Write the data out again exactly, with no pictures.
┄┄┄┄┄┄┄┄┄┄
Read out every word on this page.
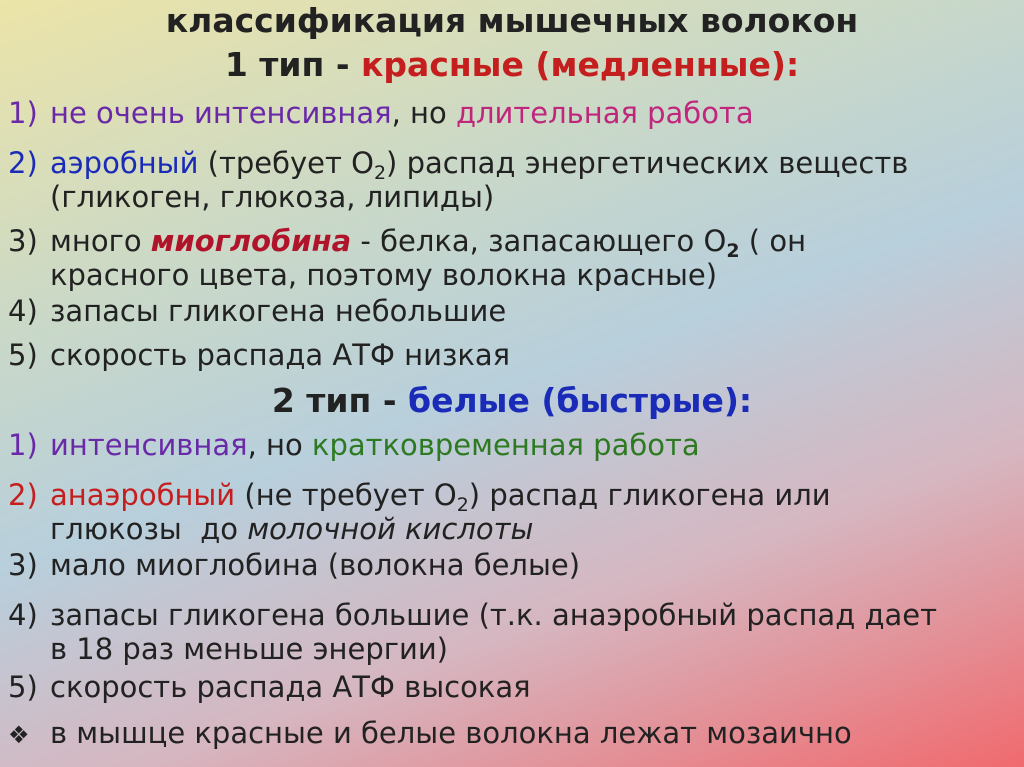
классификация мышечных волокон
1 тип - красные (медленные):
1) не очень интенсивная, но длительная работа
2) аэробный (требует $О_2$) распад энергетических веществ
(гликоген, глюкоза, липиды)
3) много миоглобина - белка, запасающего $О_2$ ( он
красного цвета, поэтому волокна красные)
4) запасы гликогена небольшие
5) скорость распада АТФ низкая
2 тип - белые (быстрые):
1) интенсивная, но кратковременная работа
2) анаэробный (не требует $О_2$) распад гликогена или
глюкозы  до молочной кислоты
3) мало миоглобина (волокна белые)
4) запасы гликогена большие (т.к. анаэробный распад дает
в 18 раз меньше энергии)
5) скорость распада АТФ высокая
❖ в мышце красные и белые волокна лежат мозаично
┄┄┄┄┄┄┄┄┄┄
## Solution
Read out every word on this page.
классификация мышечных волокон
1 тип - красные (медленные):
1) не очень интенсивная, но длительная работа
2) аэробный (требует $О_2$) распад энергетических веществ
(гликоген, глюкоза, липиды)
3) много миоглобина - белка, запасающего $О_2$ ( он
красного цвета, поэтому волокна красные)
4) запасы гликогена небольшие
5) скорость распада АТФ низкая
2 тип - белые (быстрые):
1) интенсивная, но кратковременная работа
2) анаэробный (не требует $О_2$) распад гликогена или
глюкозы  до молочной кислоты
3) мало миоглобина (волокна белые)
4) запасы гликогена большие (т.к. анаэробный распад дает
в 18 раз меньше энергии)
5) скорость распада АТФ высокая
❖ в мышце красные и белые волокна лежат мозаично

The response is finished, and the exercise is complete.